Quote all entries in full, exactly.

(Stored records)
------------------------------------------------------------

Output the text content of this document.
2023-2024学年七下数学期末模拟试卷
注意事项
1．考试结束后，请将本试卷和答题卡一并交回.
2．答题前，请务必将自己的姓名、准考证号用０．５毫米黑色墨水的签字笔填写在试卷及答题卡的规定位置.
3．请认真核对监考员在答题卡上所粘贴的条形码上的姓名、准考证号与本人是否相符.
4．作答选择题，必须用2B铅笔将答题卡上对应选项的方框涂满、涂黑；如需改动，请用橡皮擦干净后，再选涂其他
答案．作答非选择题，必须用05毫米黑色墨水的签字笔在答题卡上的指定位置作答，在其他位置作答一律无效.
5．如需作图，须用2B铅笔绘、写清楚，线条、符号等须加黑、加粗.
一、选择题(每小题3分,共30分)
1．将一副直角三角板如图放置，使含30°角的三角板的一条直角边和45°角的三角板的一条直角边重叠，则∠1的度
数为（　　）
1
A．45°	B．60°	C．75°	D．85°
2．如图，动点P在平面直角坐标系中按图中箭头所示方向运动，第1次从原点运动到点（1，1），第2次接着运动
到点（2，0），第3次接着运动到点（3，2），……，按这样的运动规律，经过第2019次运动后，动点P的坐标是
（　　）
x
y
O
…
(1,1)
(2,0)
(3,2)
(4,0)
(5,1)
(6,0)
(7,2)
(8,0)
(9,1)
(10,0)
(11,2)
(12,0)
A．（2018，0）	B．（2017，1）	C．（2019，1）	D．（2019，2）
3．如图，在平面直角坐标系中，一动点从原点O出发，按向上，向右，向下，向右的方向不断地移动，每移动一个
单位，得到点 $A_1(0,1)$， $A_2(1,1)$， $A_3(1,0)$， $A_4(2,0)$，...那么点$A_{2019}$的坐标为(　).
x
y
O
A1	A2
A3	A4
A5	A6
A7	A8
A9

------------------------------------------------------------

• Answer below:
Output the text content of this document.
2023-2024学年七下数学期末模拟试卷
注意事项
1．考试结束后，请将本试卷和答题卡一并交回.
2．答题前，请务必将自己的姓名、准考证号用０．５毫米黑色墨水的签字笔填写在试卷及答题卡的规定位置.
3．请认真核对监考员在答题卡上所粘贴的条形码上的姓名、准考证号与本人是否相符.
4．作答选择题，必须用2B铅笔将答题卡上对应选项的方框涂满、涂黑；如需改动，请用橡皮擦干净后，再选涂其他
答案．作答非选择题，必须用05毫米黑色墨水的签字笔在答题卡上的指定位置作答，在其他位置作答一律无效.
5．如需作图，须用2B铅笔绘、写清楚，线条、符号等须加黑、加粗.
一、选择题(每小题3分,共30分)
1．将一副直角三角板如图放置，使含30°角的三角板的一条直角边和45°角的三角板的一条直角边重叠，则∠1的度
数为（　　）
1
A．45°	B．60°	C．75°	D．85°
2．如图，动点P在平面直角坐标系中按图中箭头所示方向运动，第1次从原点运动到点（1，1），第2次接着运动
到点（2，0），第3次接着运动到点（3，2），……，按这样的运动规律，经过第2019次运动后，动点P的坐标是
（　　）
x
y
O
…
(1,1)
(2,0)
(3,2)
(4,0)
(5,1)
(6,0)
(7,2)
(8,0)
(9,1)
(10,0)
(11,2)
(12,0)
A．（2018，0）	B．（2017，1）	C．（2019，1）	D．（2019，2）
3．如图，在平面直角坐标系中，一动点从原点O出发，按向上，向右，向下，向右的方向不断地移动，每移动一个
单位，得到点 $A_1(0,1)$， $A_2(1,1)$， $A_3(1,0)$， $A_4(2,0)$，...那么点$A_{2019}$的坐标为(　).
x
y
O
A1	A2
A3	A4
A5	A6
A7	A8
A9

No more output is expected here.